Written instruction: Find every line in the records below that holds the word "Sold", and copy each one.

Stored data

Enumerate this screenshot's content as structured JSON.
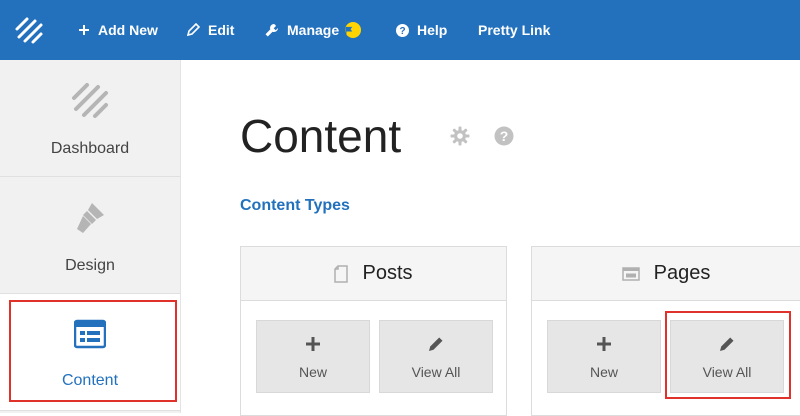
{
  "topbar": {
    "add_new": "Add New",
    "edit": "Edit",
    "manage": "Manage",
    "help": "Help",
    "pretty_link": "Pretty Link",
    "bg_color": "#2371bd"
  },
  "sidebar": {
    "items": [
      {
        "label": "Dashboard",
        "icon": "stripes-logo-icon"
      },
      {
        "label": "Design",
        "icon": "paintbrush-icon"
      },
      {
        "label": "Content",
        "icon": "content-grid-icon",
        "active": true
      }
    ]
  },
  "main": {
    "title": "Content",
    "section_heading": "Content Types",
    "cards": [
      {
        "title": "Posts",
        "icon": "document-icon",
        "new_label": "New",
        "view_all_label": "View All"
      },
      {
        "title": "Pages",
        "icon": "page-layout-icon",
        "new_label": "New",
        "view_all_label": "View All"
      }
    ]
  },
  "colors": {
    "accent": "#2371bd",
    "highlight": "#e0322a",
    "badge": "#ffd400"
  }
}
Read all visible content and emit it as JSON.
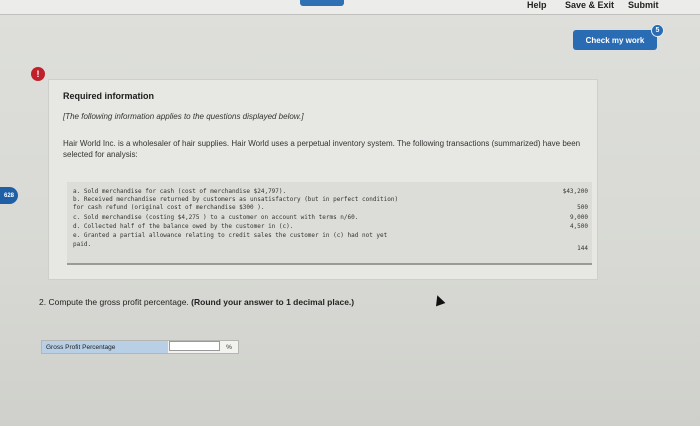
{
  "toolbar": {
    "help_label": "Help",
    "save_exit_label": "Save & Exit",
    "submit_label": "Submit"
  },
  "check": {
    "label": "Check my work",
    "badge": "5"
  },
  "alert": {
    "symbol": "!"
  },
  "side_tab": {
    "label": "628"
  },
  "required": {
    "title": "Required information",
    "subtitle": "[The following information applies to the questions displayed below.]",
    "description": "Hair World Inc. is a wholesaler of hair supplies. Hair World uses a perpetual inventory system. The following transactions (summarized) have been selected for analysis:"
  },
  "transactions": [
    {
      "text": "a. Sold merchandise for cash (cost of merchandise $24,797).",
      "amount": "$43,200"
    },
    {
      "text": "b. Received merchandise returned by customers as unsatisfactory (but in perfect condition)",
      "amount": ""
    },
    {
      "text": "   for cash refund (original cost of merchandise $300 ).",
      "amount": "500"
    },
    {
      "text": "c. Sold merchandise (costing $4,275 ) to a customer on account with terms n/60.",
      "amount": "9,000"
    },
    {
      "text": "d. Collected half of the balance owed by the customer in (c).",
      "amount": "4,500"
    },
    {
      "text": "e. Granted a partial allowance relating to credit sales the customer in (c) had not yet",
      "amount": ""
    },
    {
      "text": "   paid.",
      "amount": "144"
    }
  ],
  "question": {
    "prefix": "2. Compute the gross profit percentage. ",
    "bold": "(Round your answer to 1 decimal place.)"
  },
  "answer": {
    "label": "Gross Profit Percentage",
    "value": "",
    "unit": "%"
  },
  "colors": {
    "primary_blue": "#2a6cb4",
    "alert_red": "#c0202a",
    "label_blue": "#b8cfe6"
  }
}
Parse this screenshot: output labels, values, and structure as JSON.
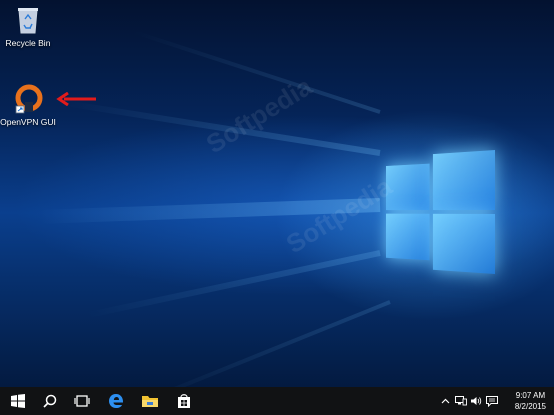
{
  "desktop": {
    "icons": [
      {
        "label": "Recycle Bin"
      },
      {
        "label": "OpenVPN GUI"
      }
    ]
  },
  "taskbar": {
    "buttons": [
      "start-icon",
      "search-icon",
      "task-view-icon",
      "edge-icon",
      "file-explorer-icon",
      "store-icon"
    ],
    "tray": [
      "chevron-up-icon",
      "network-icon",
      "volume-icon",
      "action-center-icon"
    ],
    "clock": {
      "time": "9:07 AM",
      "date": "8/2/2015"
    }
  },
  "colors": {
    "accent": "#e8711c",
    "taskbar": "#111214",
    "arrow": "#e21b1b"
  }
}
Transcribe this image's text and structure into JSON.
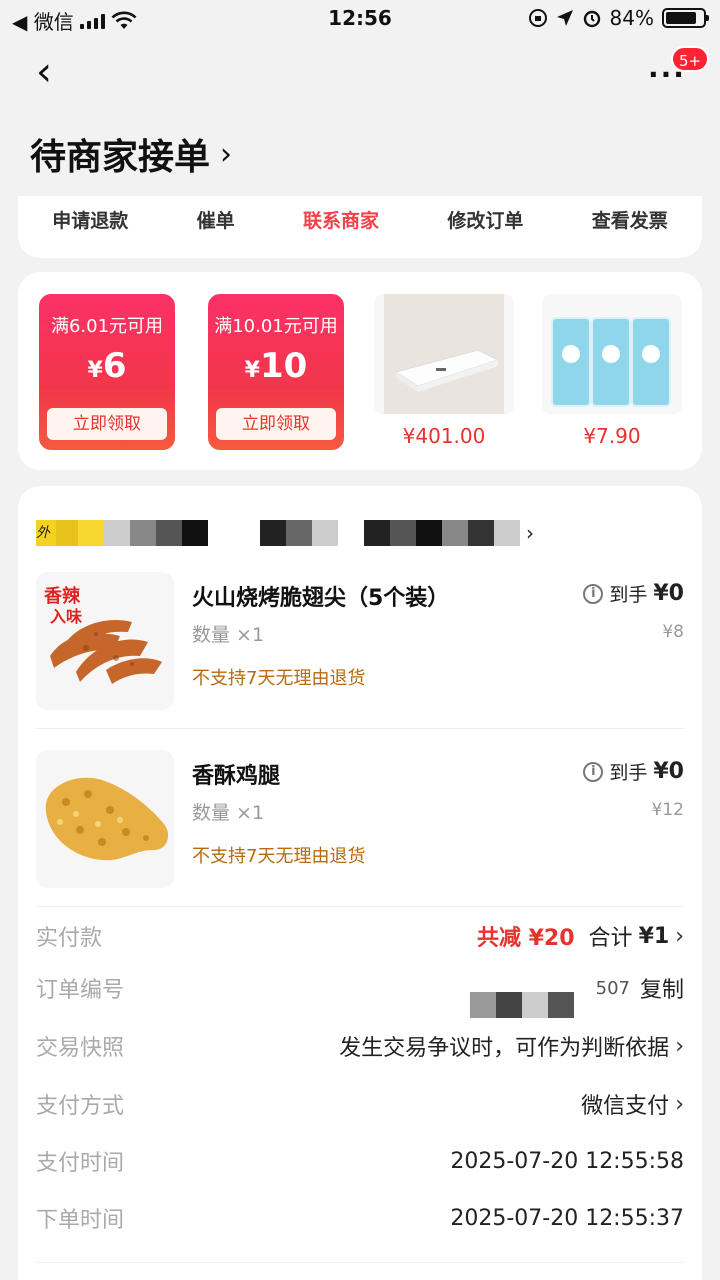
{
  "status_bar": {
    "carrier": "◀ 微信",
    "time": "12:56",
    "battery": "84%"
  },
  "nav": {
    "back_label": "‹",
    "more_label": "···",
    "badge": "5+"
  },
  "page": {
    "title": "待商家接单",
    "title_chevron": "›"
  },
  "actions": [
    "申请退款",
    "催单",
    "联系商家",
    "修改订单",
    "查看发票"
  ],
  "promos": {
    "coupons": [
      {
        "condition": "满6.01元可用",
        "currency": "¥",
        "amount": "6",
        "button": "立即领取"
      },
      {
        "condition": "满10.01元可用",
        "currency": "¥",
        "amount": "10",
        "button": "立即领取"
      }
    ],
    "products": [
      {
        "price": "¥401.00"
      },
      {
        "price": "¥7.90"
      }
    ]
  },
  "shop": {
    "name_visible": "外",
    "chevron": "›"
  },
  "items": [
    {
      "name": "火山烧烤脆翅尖（5个装）",
      "qty": "数量 ×1",
      "policy": "不支持7天无理由退货",
      "got_label": "到手",
      "got_value": "¥0",
      "orig_price": "¥8",
      "image_text": "香辣\n入味"
    },
    {
      "name": "香酥鸡腿",
      "qty": "数量 ×1",
      "policy": "不支持7天无理由退货",
      "got_label": "到手",
      "got_value": "¥0",
      "orig_price": "¥12"
    }
  ],
  "summary": {
    "paid_label": "实付款",
    "saved": "共减 ¥20",
    "total_prefix": "合计",
    "total": "¥1",
    "order_no_label": "订单编号",
    "order_no_visible": "507",
    "copy": "复制",
    "snapshot_label": "交易快照",
    "snapshot_value": "发生交易争议时，可作为判断依据",
    "pay_method_label": "支付方式",
    "pay_method_value": "微信支付",
    "pay_time_label": "支付时间",
    "pay_time_value": "2025-07-20 12:55:58",
    "order_time_label": "下单时间",
    "order_time_value": "2025-07-20 12:55:37"
  },
  "colors": {
    "accent": "#f3414b",
    "policy": "#b46b14",
    "coupon": "#f2364a"
  }
}
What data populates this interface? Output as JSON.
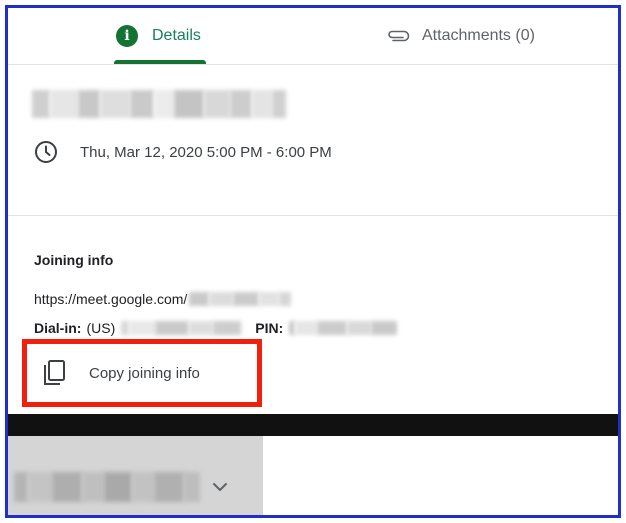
{
  "tabs": {
    "details_label": "Details",
    "attachments_label": "Attachments (0)"
  },
  "event": {
    "datetime": "Thu, Mar 12, 2020 5:00 PM - 6:00 PM"
  },
  "joining": {
    "heading": "Joining info",
    "meet_link": "https://meet.google.com/",
    "dial_in_label": "Dial-in:",
    "dial_in_region": "(US)",
    "pin_label": "PIN:",
    "copy_label": "Copy joining info"
  },
  "icons": {
    "details": "info-icon",
    "attachments": "paperclip-icon",
    "time": "clock-icon",
    "copy": "copy-icon",
    "dropdown": "chevron-down-icon"
  },
  "colors": {
    "accent_green": "#137333",
    "highlight_red": "#f0200c",
    "frame_blue": "#1f2fc8"
  }
}
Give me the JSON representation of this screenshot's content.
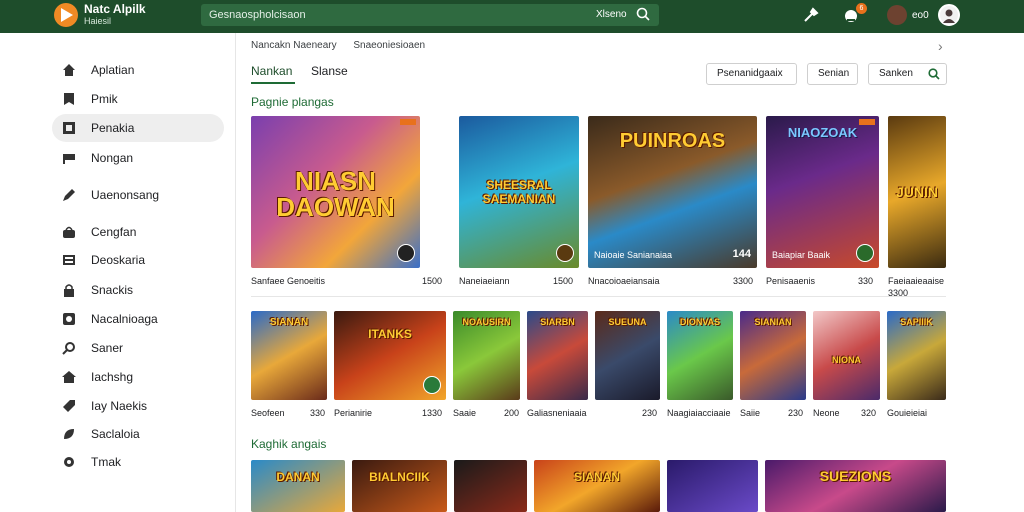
{
  "app": {
    "name": "Natc Alpilk",
    "subtitle": "Haiesil"
  },
  "search": {
    "placeholder": "Gesnaospholcisaon",
    "shortcut": "Xlseno"
  },
  "topbar": {
    "avatar_label": "eo0",
    "badge": "6"
  },
  "sidebar": {
    "items": [
      {
        "label": "Aplatian",
        "icon": "home-icon"
      },
      {
        "label": "Pmik",
        "icon": "bookmark-icon"
      },
      {
        "label": "Penakia",
        "icon": "square-icon",
        "active": true
      },
      {
        "label": "Nongan",
        "icon": "flag-icon"
      },
      {
        "label": "Uaenonsang",
        "icon": "edit-icon"
      },
      {
        "label": "Cengfan",
        "icon": "bag-icon"
      },
      {
        "label": "Deoskaria",
        "icon": "card-icon"
      },
      {
        "label": "Snackis",
        "icon": "lock-icon"
      },
      {
        "label": "Nacalnioaga",
        "icon": "image-icon"
      },
      {
        "label": "Saner",
        "icon": "search-icon"
      },
      {
        "label": "Iachshg",
        "icon": "house-icon"
      },
      {
        "label": "Iay Naekis",
        "icon": "tag-icon"
      },
      {
        "label": "Saclaloia",
        "icon": "leaf-icon"
      },
      {
        "label": "Tmak",
        "icon": "gear-icon"
      }
    ]
  },
  "breadcrumbs": [
    "Nancakn Naeneary",
    "Snaeoniesioaen"
  ],
  "tabs": [
    "Nankan",
    "Slanse"
  ],
  "filters": [
    "Psenanidgaaix",
    "Senian",
    "Sanken"
  ],
  "sections": {
    "popular": "Pagnie plangas",
    "ranking": "Kaghik angais"
  },
  "colors": {
    "header": "#1e4d2b",
    "accent": "#1e6b35",
    "badge": "#e8711c"
  },
  "row1": [
    {
      "art_title": "NIASN DAOWAN",
      "meta": "Sanfaee Genoeitis",
      "price": "1500",
      "overlay": ""
    },
    {
      "art_title": "SHEESRAL SAEMANIAN",
      "meta": "Naneiaeiann",
      "price": "1500",
      "overlay": ""
    },
    {
      "art_title": "PUINROAS",
      "meta": "Nnacoioaeiansaia",
      "price": "3300",
      "overlay": "Naioaie Sanianaiaa",
      "badge": "144"
    },
    {
      "art_title": "NIAOZOAK",
      "meta": "Penisaaenis",
      "price": "330",
      "overlay": "Baiapiar Baaik"
    },
    {
      "art_title": "JUNIN",
      "meta": "Faeiaaieaaise",
      "price": "3300",
      "overlay": ""
    }
  ],
  "row2": [
    {
      "art_title": "SIANAN",
      "meta": "Seofeen",
      "price": "330"
    },
    {
      "art_title": "ITANKS",
      "meta": "Perianirie",
      "price": "1330"
    },
    {
      "art_title": "NOAUSIRN",
      "meta": "Saaie",
      "price": "200"
    },
    {
      "art_title": "SIARBN",
      "meta": "Galiasneniaaia",
      "price": ""
    },
    {
      "art_title": "SUEUNA",
      "meta": "",
      "price": "230"
    },
    {
      "art_title": "DIONVAS",
      "meta": "Naagiaiacciaaie",
      "price": ""
    },
    {
      "art_title": "SIANIAN",
      "meta": "Saiie",
      "price": "230"
    },
    {
      "art_title": "NIONA",
      "meta": "Neone",
      "price": "320"
    },
    {
      "art_title": "SAPIIIK",
      "meta": "Gouieieiai",
      "price": ""
    }
  ],
  "row3": [
    {
      "art_title": "DANAN"
    },
    {
      "art_title": "BIALNCIIK"
    },
    {
      "art_title": ""
    },
    {
      "art_title": "SIANAN"
    },
    {
      "art_title": ""
    },
    {
      "art_title": "SUEZIONS"
    }
  ]
}
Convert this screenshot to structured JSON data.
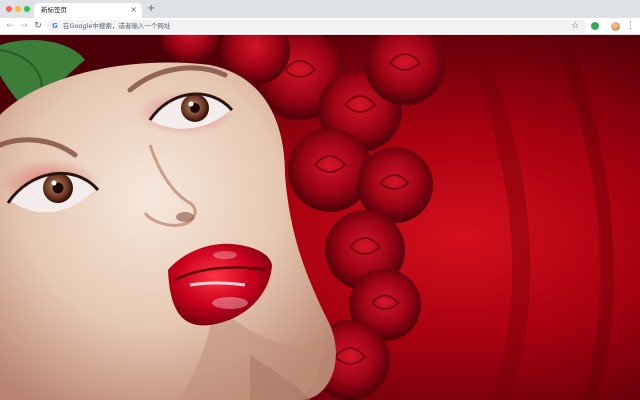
{
  "window": {
    "controls": [
      "close",
      "minimize",
      "maximize"
    ]
  },
  "tabs": [
    {
      "title": "新标签页",
      "close_glyph": "×",
      "active": true
    }
  ],
  "tabstrip": {
    "new_tab_glyph": "+"
  },
  "toolbar": {
    "back_glyph": "←",
    "forward_glyph": "→",
    "reload_glyph": "↻",
    "omnibox_icon": "G",
    "omnibox_placeholder": "在Google中搜索，或者输入一个网址",
    "bookmark_glyph": "☆",
    "menu_glyph": "⋮"
  },
  "colors": {
    "tabstrip_bg": "#dee1e6",
    "toolbar_bg": "#ffffff",
    "omnibox_bg": "#f1f3f4",
    "wallpaper_red": "#b0000f",
    "lip_red": "#c8001c"
  },
  "wallpaper": {
    "subject": "woman-with-red-roses"
  }
}
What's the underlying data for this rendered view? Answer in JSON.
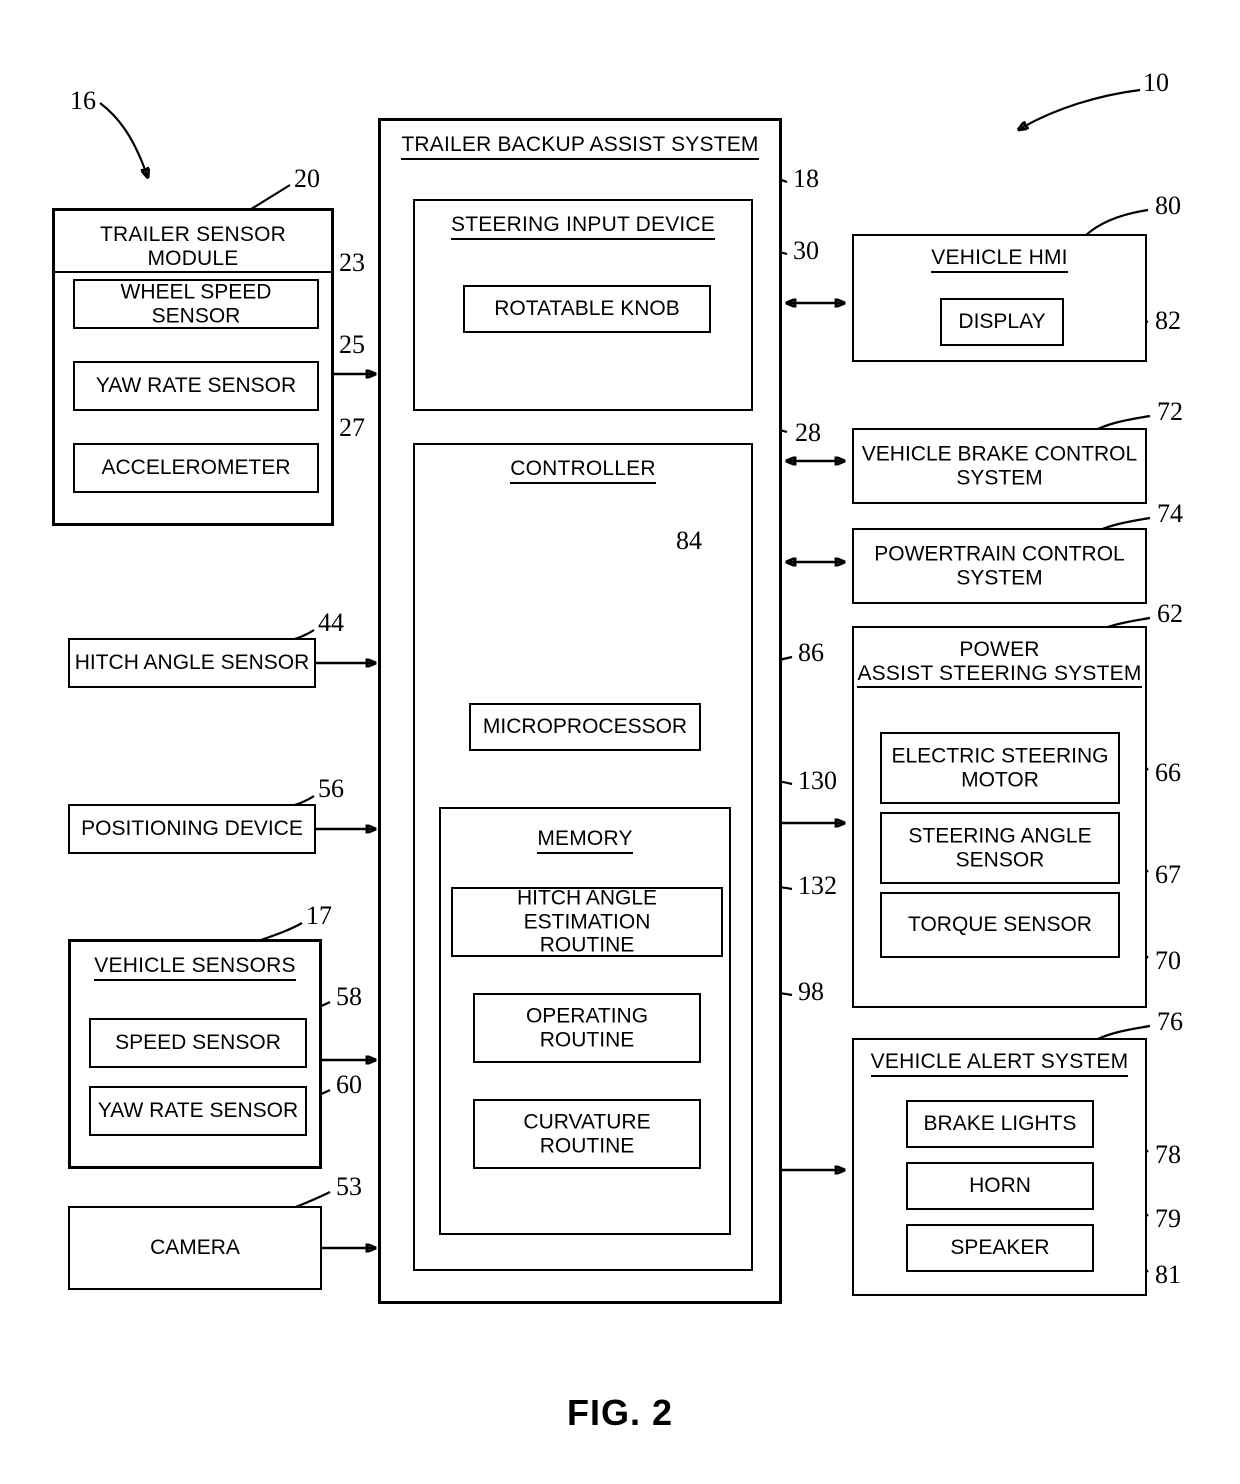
{
  "figure": {
    "caption": "FIG. 2",
    "overall_ref": "10"
  },
  "trailer_sensor_module": {
    "title": "TRAILER SENSOR MODULE",
    "ref": "20",
    "group_ref": "16",
    "items": [
      {
        "label": "WHEEL SPEED SENSOR",
        "ref": "23"
      },
      {
        "label": "YAW RATE SENSOR",
        "ref": "25"
      },
      {
        "label": "ACCELEROMETER",
        "ref": "27"
      }
    ]
  },
  "hitch_angle_sensor": {
    "label": "HITCH ANGLE SENSOR",
    "ref": "44"
  },
  "positioning_device": {
    "label": "POSITIONING DEVICE",
    "ref": "56"
  },
  "vehicle_sensors": {
    "title": "VEHICLE SENSORS",
    "ref": "17",
    "items": [
      {
        "label": "SPEED SENSOR",
        "ref": "58"
      },
      {
        "label": "YAW RATE SENSOR",
        "ref": "60"
      }
    ]
  },
  "camera": {
    "label": "CAMERA",
    "ref": "53"
  },
  "trailer_backup_assist_system": {
    "title": "TRAILER BACKUP ASSIST SYSTEM",
    "steering_input_device": {
      "title": "STEERING INPUT DEVICE",
      "ref": "18",
      "knob": {
        "label": "ROTATABLE KNOB",
        "ref": "30"
      }
    },
    "controller": {
      "title": "CONTROLLER",
      "ref": "28",
      "microprocessor": {
        "label": "MICROPROCESSOR",
        "ref": "84"
      },
      "memory": {
        "title": "MEMORY",
        "ref": "86",
        "routines": [
          {
            "label": "HITCH ANGLE ESTIMATION\nROUTINE",
            "ref": "130"
          },
          {
            "label": "OPERATING\nROUTINE",
            "ref": "132"
          },
          {
            "label": "CURVATURE\nROUTINE",
            "ref": "98"
          }
        ]
      }
    }
  },
  "vehicle_hmi": {
    "title": "VEHICLE HMI",
    "ref": "80",
    "display": {
      "label": "DISPLAY",
      "ref": "82"
    }
  },
  "vehicle_brake_control_system": {
    "label": "VEHICLE BRAKE CONTROL\nSYSTEM",
    "ref": "72"
  },
  "powertrain_control_system": {
    "label": "POWERTRAIN CONTROL\nSYSTEM",
    "ref": "74"
  },
  "power_assist_steering_system": {
    "title": "POWER\nASSIST STEERING SYSTEM",
    "ref": "62",
    "items": [
      {
        "label": "ELECTRIC STEERING\nMOTOR",
        "ref": "66"
      },
      {
        "label": "STEERING ANGLE\nSENSOR",
        "ref": "67"
      },
      {
        "label": "TORQUE SENSOR",
        "ref": "70"
      }
    ]
  },
  "vehicle_alert_system": {
    "title": "VEHICLE ALERT SYSTEM",
    "ref": "76",
    "items": [
      {
        "label": "BRAKE LIGHTS",
        "ref": "78"
      },
      {
        "label": "HORN",
        "ref": "79"
      },
      {
        "label": "SPEAKER",
        "ref": "81"
      }
    ]
  }
}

Task result:
      "text": "a. Sold merchandise for cash (cost of merchandise $24,797).",
      "text": "c. Sold merchandise (costing $4,275 ) to a customer on account with terms n/60.",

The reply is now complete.